--- Start Supplied information ---
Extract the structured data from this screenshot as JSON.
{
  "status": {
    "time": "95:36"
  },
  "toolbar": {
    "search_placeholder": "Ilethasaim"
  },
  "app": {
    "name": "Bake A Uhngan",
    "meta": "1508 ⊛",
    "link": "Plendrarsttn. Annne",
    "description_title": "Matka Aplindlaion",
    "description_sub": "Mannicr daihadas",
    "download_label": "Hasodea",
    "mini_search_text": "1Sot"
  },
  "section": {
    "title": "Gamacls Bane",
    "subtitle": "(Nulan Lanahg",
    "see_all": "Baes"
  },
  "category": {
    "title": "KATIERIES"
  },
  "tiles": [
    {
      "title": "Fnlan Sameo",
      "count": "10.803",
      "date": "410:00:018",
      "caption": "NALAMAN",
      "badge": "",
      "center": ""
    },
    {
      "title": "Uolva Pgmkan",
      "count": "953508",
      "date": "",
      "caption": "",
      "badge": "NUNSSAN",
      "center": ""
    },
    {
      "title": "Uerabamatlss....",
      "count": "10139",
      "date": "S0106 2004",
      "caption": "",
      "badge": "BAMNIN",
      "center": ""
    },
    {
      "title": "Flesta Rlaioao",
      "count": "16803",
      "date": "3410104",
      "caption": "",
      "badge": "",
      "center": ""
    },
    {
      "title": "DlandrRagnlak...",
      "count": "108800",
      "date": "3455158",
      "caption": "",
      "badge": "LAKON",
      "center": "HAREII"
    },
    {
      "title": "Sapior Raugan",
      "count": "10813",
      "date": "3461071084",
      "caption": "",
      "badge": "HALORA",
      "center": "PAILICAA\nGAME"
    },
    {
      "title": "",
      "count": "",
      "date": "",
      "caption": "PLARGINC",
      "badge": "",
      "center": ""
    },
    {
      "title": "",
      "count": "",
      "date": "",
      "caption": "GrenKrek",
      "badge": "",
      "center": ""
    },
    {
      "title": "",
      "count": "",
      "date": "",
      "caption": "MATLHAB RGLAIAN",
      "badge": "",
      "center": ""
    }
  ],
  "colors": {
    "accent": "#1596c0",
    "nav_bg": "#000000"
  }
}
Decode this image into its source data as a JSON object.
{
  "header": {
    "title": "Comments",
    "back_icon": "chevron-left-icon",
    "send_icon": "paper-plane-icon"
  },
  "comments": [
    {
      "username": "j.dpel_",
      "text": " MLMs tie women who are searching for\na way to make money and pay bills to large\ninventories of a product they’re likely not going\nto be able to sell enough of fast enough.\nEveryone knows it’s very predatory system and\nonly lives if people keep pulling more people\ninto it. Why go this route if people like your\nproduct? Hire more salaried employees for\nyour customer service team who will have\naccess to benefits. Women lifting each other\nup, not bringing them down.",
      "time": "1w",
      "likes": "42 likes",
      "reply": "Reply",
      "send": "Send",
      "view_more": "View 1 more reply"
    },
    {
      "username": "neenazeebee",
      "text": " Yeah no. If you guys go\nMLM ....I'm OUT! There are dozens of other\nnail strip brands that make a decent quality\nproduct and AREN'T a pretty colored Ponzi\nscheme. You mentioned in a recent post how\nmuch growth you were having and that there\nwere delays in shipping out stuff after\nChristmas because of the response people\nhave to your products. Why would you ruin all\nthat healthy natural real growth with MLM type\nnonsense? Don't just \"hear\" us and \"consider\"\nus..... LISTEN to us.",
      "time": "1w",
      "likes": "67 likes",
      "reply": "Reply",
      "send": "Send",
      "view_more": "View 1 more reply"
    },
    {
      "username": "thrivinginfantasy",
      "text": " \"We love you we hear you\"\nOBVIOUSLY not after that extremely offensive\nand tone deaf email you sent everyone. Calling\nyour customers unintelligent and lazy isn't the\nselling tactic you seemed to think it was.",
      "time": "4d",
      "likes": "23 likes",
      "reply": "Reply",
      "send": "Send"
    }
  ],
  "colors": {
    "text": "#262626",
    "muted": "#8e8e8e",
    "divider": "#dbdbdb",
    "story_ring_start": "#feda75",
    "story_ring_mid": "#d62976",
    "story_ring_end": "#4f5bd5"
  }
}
--- End Supplied information ---
--- Start Supplied information ---
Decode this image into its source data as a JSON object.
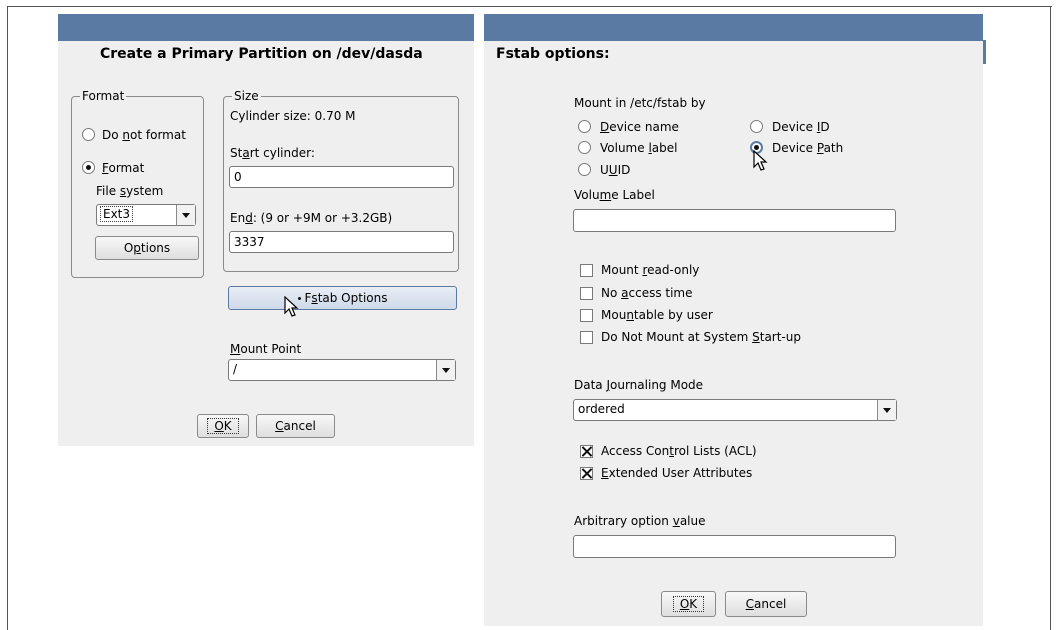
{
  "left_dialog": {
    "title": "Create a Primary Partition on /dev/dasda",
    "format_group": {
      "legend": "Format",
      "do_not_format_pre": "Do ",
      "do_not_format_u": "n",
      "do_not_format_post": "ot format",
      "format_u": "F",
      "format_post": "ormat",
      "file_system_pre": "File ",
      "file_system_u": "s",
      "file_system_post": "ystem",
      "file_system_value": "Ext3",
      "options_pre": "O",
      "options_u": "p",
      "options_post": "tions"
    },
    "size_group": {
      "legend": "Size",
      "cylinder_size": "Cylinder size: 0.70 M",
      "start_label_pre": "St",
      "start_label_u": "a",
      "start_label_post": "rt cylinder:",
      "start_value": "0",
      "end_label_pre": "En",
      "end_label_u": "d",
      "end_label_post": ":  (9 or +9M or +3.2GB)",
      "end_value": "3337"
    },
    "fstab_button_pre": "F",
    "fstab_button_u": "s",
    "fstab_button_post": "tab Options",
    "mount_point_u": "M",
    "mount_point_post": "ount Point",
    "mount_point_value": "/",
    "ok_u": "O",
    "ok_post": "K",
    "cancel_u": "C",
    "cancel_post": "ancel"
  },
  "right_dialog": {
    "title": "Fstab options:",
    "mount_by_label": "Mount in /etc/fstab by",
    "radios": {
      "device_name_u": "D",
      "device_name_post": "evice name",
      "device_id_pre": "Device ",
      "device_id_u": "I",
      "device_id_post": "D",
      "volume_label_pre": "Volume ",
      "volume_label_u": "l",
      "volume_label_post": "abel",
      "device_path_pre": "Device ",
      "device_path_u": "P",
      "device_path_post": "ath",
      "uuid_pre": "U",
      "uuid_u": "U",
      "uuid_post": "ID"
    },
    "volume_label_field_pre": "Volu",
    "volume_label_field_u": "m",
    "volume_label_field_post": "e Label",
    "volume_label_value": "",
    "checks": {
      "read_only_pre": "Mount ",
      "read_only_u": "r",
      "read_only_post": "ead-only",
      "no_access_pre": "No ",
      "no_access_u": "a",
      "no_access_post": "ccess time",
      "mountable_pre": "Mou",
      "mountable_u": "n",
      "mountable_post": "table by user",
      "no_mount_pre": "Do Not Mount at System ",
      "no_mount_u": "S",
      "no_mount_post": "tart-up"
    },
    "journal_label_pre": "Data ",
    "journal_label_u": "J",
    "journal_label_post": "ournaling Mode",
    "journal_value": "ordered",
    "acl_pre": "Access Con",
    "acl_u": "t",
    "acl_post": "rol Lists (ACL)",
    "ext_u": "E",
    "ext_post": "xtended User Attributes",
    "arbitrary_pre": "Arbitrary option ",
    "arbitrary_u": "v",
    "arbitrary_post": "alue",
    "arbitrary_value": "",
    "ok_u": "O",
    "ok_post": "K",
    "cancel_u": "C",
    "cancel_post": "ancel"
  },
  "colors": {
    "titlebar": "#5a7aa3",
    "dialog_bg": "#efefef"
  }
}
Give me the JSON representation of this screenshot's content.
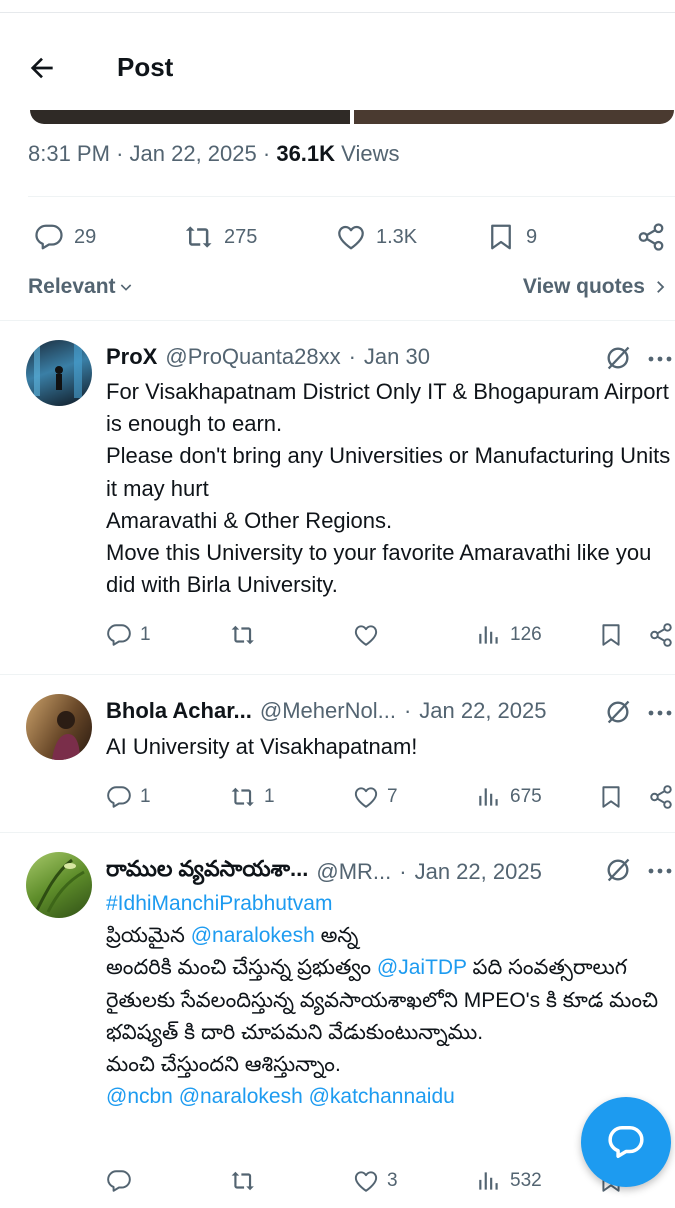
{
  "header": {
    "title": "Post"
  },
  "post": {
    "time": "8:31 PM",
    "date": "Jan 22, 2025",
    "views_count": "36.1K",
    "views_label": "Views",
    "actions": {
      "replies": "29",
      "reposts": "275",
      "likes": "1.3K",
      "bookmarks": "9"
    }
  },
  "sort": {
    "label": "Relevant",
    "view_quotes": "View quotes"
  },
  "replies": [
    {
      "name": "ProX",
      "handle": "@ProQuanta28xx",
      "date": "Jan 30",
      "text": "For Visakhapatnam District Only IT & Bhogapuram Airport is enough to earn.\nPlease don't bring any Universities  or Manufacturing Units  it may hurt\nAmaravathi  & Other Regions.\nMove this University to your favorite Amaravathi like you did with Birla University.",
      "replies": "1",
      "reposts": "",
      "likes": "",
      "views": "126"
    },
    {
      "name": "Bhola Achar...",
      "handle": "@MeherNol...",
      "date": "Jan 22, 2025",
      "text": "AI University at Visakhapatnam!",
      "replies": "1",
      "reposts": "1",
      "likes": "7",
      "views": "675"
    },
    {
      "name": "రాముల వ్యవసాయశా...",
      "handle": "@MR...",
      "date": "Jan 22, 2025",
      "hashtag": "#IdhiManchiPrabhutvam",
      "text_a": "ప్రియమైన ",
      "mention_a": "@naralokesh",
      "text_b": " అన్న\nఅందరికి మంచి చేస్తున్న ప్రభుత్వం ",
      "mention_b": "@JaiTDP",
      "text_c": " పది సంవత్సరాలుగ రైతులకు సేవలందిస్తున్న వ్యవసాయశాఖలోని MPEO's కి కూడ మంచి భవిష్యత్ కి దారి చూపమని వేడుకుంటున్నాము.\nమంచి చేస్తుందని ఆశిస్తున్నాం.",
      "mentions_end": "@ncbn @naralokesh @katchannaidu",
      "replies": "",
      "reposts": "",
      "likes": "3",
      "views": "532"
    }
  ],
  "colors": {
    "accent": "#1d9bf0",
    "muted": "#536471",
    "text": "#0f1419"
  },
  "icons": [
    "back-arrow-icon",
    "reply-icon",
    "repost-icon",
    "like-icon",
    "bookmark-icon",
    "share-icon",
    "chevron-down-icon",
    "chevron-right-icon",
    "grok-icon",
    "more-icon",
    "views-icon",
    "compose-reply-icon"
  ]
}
--- End Supplied information ---
--- Start Supplied information ---
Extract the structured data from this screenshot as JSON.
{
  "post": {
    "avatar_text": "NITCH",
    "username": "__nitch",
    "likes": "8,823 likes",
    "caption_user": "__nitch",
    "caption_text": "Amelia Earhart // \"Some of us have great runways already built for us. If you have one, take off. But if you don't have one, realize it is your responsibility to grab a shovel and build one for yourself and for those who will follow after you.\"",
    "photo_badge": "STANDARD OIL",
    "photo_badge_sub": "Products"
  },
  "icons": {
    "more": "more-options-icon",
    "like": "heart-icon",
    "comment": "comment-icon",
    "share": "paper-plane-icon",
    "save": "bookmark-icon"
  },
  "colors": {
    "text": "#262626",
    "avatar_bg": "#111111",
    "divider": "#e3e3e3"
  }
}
--- End Supplied information ---
* Your goal *
Show all lines from the records above where the word "plane" occurs.

* Output *
    "send_icon": "paper-plane-icon"
    "share": "paper-plane-icon",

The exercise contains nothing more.